Show every line in the records below that contains the word "Schaefer".

##### LISTED ENTRIES

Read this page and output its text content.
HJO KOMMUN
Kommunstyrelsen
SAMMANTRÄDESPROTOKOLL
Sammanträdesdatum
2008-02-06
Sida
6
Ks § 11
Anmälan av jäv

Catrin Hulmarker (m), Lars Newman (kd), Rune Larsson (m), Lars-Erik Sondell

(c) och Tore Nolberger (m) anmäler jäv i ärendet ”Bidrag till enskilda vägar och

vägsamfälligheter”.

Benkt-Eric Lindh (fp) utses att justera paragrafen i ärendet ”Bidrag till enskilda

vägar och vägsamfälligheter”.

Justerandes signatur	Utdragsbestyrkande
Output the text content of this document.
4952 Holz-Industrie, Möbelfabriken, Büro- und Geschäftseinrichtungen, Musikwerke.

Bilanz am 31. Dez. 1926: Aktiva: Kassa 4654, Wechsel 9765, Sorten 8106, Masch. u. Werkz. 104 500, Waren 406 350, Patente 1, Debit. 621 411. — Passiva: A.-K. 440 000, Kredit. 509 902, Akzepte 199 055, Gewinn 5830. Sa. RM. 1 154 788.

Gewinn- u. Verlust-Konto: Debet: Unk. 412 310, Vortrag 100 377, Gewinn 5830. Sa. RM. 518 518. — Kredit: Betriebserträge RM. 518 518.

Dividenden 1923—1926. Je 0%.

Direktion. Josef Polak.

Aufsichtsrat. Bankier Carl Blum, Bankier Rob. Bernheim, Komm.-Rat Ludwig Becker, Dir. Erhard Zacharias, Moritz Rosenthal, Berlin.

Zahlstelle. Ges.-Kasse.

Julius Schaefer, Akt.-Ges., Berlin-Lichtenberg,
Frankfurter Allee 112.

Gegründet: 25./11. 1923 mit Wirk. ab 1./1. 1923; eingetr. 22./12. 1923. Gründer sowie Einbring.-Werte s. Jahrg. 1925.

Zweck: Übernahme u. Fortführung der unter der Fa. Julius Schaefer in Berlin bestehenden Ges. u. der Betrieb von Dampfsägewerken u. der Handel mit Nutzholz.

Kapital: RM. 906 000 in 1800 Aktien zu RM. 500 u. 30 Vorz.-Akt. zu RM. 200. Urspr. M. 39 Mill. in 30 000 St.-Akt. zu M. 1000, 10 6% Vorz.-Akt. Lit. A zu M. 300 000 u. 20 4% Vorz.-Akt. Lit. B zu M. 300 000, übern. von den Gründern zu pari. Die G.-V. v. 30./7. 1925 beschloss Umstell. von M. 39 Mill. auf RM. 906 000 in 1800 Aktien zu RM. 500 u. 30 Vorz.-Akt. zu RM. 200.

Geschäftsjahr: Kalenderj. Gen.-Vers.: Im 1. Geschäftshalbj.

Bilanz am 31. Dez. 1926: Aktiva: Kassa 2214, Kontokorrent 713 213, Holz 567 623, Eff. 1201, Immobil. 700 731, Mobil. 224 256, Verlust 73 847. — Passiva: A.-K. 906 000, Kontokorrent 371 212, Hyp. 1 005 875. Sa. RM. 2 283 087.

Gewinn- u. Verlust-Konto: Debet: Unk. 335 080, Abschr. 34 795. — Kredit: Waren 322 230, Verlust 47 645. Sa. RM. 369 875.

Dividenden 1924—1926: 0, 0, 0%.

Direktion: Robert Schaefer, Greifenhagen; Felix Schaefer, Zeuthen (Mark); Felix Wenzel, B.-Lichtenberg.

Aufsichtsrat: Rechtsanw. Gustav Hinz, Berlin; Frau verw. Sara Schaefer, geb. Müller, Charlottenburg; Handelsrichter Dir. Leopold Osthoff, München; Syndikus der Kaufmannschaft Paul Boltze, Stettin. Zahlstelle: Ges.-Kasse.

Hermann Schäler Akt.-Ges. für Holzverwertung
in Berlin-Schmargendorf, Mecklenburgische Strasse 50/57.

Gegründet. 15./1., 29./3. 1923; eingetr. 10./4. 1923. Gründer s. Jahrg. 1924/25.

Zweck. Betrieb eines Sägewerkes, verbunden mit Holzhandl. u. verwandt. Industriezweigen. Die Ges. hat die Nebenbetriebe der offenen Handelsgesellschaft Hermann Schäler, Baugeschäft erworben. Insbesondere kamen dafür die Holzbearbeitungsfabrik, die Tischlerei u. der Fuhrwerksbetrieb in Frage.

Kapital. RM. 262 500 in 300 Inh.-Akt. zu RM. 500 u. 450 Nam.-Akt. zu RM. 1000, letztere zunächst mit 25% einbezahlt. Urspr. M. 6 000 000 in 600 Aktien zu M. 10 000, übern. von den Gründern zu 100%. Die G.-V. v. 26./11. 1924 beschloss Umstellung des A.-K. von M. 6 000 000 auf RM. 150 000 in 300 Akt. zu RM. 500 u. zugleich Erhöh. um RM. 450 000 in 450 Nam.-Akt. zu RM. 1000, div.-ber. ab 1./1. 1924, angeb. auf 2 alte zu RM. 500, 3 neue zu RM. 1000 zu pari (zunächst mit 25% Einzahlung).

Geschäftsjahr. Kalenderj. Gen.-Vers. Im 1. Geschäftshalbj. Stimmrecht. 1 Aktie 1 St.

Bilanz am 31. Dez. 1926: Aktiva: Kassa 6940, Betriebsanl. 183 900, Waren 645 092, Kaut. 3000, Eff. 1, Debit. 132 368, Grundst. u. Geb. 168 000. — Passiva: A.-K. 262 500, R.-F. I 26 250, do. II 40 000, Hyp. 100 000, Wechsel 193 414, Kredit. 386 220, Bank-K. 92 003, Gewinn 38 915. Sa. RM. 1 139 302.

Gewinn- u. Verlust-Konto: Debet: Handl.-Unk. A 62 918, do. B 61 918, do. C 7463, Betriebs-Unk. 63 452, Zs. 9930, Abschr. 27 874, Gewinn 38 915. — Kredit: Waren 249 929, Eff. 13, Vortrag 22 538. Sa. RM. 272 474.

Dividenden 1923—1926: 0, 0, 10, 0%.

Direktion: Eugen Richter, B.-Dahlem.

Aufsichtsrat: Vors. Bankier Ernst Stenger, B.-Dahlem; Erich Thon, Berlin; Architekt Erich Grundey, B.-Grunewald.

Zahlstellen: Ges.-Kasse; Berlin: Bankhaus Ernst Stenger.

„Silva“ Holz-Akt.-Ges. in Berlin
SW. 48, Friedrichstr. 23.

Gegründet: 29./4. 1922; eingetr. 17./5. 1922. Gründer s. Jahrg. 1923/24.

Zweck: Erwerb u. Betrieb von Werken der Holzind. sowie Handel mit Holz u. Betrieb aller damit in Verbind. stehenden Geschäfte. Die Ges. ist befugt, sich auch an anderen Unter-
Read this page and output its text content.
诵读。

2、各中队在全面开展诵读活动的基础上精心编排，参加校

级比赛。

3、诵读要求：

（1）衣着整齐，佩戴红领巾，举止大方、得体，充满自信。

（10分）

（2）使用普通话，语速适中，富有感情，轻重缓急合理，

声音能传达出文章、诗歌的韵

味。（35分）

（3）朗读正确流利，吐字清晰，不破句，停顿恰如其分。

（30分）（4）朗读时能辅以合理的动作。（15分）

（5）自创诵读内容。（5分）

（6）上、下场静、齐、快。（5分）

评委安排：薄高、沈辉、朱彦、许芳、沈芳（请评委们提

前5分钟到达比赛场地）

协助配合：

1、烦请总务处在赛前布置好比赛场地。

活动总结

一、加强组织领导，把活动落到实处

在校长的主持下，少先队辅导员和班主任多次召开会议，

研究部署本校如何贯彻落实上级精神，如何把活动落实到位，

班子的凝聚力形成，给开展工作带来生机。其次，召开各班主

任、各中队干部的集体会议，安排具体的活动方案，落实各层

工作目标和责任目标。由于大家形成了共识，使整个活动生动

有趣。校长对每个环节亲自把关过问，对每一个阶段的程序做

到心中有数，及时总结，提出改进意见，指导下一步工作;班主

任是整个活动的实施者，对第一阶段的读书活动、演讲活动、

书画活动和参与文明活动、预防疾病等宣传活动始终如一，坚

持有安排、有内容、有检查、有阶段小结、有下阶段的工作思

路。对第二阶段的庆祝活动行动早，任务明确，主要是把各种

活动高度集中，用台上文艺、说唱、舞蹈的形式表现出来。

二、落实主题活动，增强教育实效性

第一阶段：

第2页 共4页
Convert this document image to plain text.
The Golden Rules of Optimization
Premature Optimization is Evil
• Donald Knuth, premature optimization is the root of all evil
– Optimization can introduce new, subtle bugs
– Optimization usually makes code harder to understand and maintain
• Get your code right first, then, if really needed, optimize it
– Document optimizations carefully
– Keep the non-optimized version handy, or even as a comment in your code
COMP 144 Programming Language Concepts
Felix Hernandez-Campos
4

##########

OUTPUT FOR THIS EXERCISE:
Julius Schaefer, Akt.-Ges., Berlin-Lichtenberg,
Zweck: Übernahme u. Fortführung der unter der Fa. Julius Schaefer in Berlin bestehenden Ges. u. der Betrieb von Dampfsägewerken u. der Handel mit Nutzholz.
Direktion: Robert Schaefer, Greifenhagen; Felix Schaefer, Zeuthen (Mark); Felix Wenzel, B.-Lichtenberg.
Aufsichtsrat: Rechtsanw. Gustav Hinz, Berlin; Frau verw. Sara Schaefer, geb. Müller, Charlottenburg; Handelsrichter Dir. Leopold Osthoff, München; Syndikus der Kaufmannschaft Paul Boltze, Stettin. Zahlstelle: Ges.-Kasse.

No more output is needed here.